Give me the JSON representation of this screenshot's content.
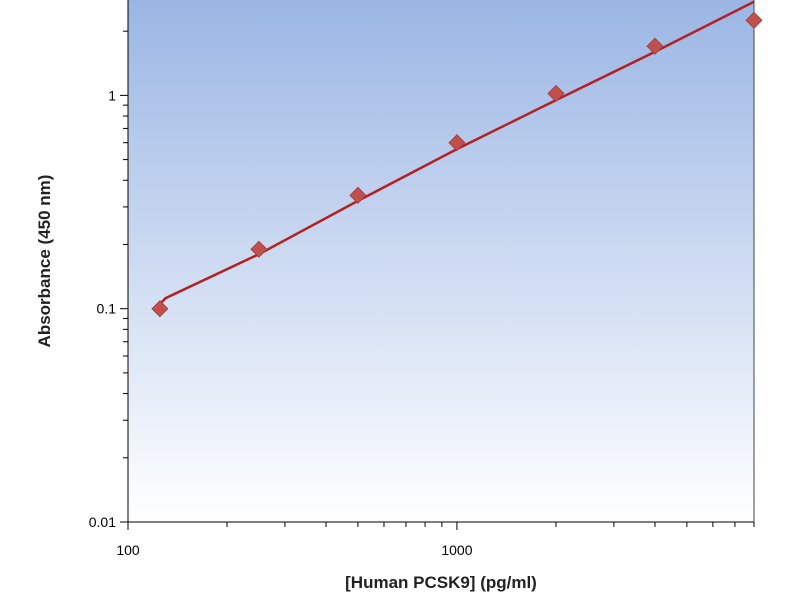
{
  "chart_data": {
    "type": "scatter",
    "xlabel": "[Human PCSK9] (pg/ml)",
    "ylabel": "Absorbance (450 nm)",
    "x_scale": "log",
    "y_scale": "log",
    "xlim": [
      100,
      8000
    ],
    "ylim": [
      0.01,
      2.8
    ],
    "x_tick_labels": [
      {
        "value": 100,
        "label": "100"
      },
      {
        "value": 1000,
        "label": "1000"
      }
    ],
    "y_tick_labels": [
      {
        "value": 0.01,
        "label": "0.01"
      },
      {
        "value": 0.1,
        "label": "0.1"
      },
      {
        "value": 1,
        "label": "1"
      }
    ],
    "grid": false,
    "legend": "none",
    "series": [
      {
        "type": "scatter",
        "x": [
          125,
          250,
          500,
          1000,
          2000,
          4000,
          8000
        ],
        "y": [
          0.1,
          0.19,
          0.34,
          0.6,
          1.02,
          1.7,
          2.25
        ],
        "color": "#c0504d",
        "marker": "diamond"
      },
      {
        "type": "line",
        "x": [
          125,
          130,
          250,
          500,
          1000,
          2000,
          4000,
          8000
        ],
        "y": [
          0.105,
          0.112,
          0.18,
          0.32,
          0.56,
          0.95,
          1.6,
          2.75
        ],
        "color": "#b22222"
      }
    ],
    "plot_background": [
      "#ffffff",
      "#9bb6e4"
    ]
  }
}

■ ■ ■ ■ ■

_Given exercise_
Leave out every picture and copy the rest of the records exactly.

_Finished exercise_
Give me the JSON representation of this screenshot's content.
{
  "chart_data": {
    "type": "scatter",
    "xlabel": "[Human PCSK9] (pg/ml)",
    "ylabel": "Absorbance (450 nm)",
    "x_scale": "log",
    "y_scale": "log",
    "xlim": [
      100,
      8000
    ],
    "ylim": [
      0.01,
      2.8
    ],
    "x_tick_labels": [
      {
        "value": 100,
        "label": "100"
      },
      {
        "value": 1000,
        "label": "1000"
      }
    ],
    "y_tick_labels": [
      {
        "value": 0.01,
        "label": "0.01"
      },
      {
        "value": 0.1,
        "label": "0.1"
      },
      {
        "value": 1,
        "label": "1"
      }
    ],
    "grid": false,
    "legend": "none",
    "series": [
      {
        "type": "scatter",
        "x": [
          125,
          250,
          500,
          1000,
          2000,
          4000,
          8000
        ],
        "y": [
          0.1,
          0.19,
          0.34,
          0.6,
          1.02,
          1.7,
          2.25
        ],
        "color": "#c0504d",
        "marker": "diamond"
      },
      {
        "type": "line",
        "x": [
          125,
          130,
          250,
          500,
          1000,
          2000,
          4000,
          8000
        ],
        "y": [
          0.105,
          0.112,
          0.18,
          0.32,
          0.56,
          0.95,
          1.6,
          2.75
        ],
        "color": "#b22222"
      }
    ],
    "plot_background": [
      "#ffffff",
      "#9bb6e4"
    ]
  }
}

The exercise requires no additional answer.